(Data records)
------------------------------------------------------------
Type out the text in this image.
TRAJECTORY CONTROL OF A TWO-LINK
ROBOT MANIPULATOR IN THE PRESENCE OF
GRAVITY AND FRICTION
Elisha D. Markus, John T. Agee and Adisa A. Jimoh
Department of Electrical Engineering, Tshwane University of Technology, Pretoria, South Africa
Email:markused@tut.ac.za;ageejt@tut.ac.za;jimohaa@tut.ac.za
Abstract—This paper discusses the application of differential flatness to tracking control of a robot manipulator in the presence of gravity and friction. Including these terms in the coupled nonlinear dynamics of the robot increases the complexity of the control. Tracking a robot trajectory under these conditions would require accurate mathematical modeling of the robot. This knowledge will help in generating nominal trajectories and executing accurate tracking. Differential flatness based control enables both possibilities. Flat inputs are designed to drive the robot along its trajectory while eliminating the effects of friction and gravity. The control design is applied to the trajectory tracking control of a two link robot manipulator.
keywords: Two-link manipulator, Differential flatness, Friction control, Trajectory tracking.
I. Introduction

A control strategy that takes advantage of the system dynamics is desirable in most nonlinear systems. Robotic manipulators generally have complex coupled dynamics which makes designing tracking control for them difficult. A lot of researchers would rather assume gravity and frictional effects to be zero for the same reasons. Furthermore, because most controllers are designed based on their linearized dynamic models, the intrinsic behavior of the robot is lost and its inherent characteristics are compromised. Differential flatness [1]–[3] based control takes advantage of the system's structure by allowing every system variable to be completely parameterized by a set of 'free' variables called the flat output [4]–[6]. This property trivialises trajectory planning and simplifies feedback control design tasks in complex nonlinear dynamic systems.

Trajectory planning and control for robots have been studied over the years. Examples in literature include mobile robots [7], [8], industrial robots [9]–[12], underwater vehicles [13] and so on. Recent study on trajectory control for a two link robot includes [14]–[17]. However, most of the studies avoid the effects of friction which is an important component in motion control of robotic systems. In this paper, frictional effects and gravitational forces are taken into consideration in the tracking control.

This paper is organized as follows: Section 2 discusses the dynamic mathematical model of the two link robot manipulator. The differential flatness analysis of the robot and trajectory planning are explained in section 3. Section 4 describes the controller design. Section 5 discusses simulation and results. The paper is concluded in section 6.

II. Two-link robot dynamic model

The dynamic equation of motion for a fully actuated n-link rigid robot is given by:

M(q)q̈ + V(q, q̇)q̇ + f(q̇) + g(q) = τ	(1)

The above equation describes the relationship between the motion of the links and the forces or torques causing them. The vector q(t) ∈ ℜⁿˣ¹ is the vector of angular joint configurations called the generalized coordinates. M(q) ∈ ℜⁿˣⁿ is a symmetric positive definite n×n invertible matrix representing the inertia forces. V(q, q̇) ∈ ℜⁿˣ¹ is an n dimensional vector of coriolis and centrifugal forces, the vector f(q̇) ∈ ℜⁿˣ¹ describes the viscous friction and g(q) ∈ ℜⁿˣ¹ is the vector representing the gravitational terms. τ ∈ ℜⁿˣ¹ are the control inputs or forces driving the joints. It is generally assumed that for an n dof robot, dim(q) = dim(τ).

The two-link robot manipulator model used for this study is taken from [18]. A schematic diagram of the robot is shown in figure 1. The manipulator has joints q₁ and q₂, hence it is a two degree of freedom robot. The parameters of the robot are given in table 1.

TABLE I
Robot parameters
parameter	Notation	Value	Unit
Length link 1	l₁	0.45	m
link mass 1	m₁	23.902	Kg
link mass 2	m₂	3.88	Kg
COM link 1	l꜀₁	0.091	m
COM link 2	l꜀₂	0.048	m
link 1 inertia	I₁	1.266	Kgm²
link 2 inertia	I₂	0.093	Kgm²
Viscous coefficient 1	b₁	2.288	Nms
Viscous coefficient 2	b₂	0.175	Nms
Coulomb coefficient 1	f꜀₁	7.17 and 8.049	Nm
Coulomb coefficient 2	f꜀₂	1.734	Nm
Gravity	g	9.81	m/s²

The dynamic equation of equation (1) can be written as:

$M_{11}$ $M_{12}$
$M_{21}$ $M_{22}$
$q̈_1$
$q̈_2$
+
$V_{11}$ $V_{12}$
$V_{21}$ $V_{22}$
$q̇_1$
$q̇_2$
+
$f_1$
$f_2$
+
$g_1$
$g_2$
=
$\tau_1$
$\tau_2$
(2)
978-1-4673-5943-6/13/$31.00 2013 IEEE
------------------------------------------------------------
Select all lines with the word "coefficient" from the entries above.

Viscous coefficient 1	b₁	2.288	Nms
Viscous coefficient 2	b₂	0.175	Nms
Coulomb coefficient 1	f꜀₁	7.17 and 8.049	Nm
Coulomb coefficient 2	f꜀₂	1.734	Nm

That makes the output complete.